** Begin Stored rows **

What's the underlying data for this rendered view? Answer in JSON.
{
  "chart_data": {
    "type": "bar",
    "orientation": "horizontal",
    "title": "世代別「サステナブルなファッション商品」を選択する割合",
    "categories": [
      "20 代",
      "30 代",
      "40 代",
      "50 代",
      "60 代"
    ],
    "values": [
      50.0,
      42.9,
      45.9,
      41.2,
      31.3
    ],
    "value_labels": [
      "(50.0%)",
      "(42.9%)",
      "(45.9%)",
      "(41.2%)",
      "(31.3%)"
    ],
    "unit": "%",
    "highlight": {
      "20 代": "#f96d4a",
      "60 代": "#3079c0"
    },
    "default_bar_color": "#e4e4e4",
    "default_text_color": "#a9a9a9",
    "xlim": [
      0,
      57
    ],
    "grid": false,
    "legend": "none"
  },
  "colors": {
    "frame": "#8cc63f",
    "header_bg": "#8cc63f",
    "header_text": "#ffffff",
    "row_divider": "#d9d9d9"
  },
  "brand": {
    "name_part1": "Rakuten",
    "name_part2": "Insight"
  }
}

** End Stored rows **

▶ Task directions
Copy every line of the records word for word.

▶ Written response
What's the underlying data for this rendered view? Answer in JSON.
{
  "chart_data": {
    "type": "bar",
    "orientation": "horizontal",
    "title": "世代別「サステナブルなファッション商品」を選択する割合",
    "categories": [
      "20 代",
      "30 代",
      "40 代",
      "50 代",
      "60 代"
    ],
    "values": [
      50.0,
      42.9,
      45.9,
      41.2,
      31.3
    ],
    "value_labels": [
      "(50.0%)",
      "(42.9%)",
      "(45.9%)",
      "(41.2%)",
      "(31.3%)"
    ],
    "unit": "%",
    "highlight": {
      "20 代": "#f96d4a",
      "60 代": "#3079c0"
    },
    "default_bar_color": "#e4e4e4",
    "default_text_color": "#a9a9a9",
    "xlim": [
      0,
      57
    ],
    "grid": false,
    "legend": "none"
  },
  "colors": {
    "frame": "#8cc63f",
    "header_bg": "#8cc63f",
    "header_text": "#ffffff",
    "row_divider": "#d9d9d9"
  },
  "brand": {
    "name_part1": "Rakuten",
    "name_part2": "Insight"
  }
}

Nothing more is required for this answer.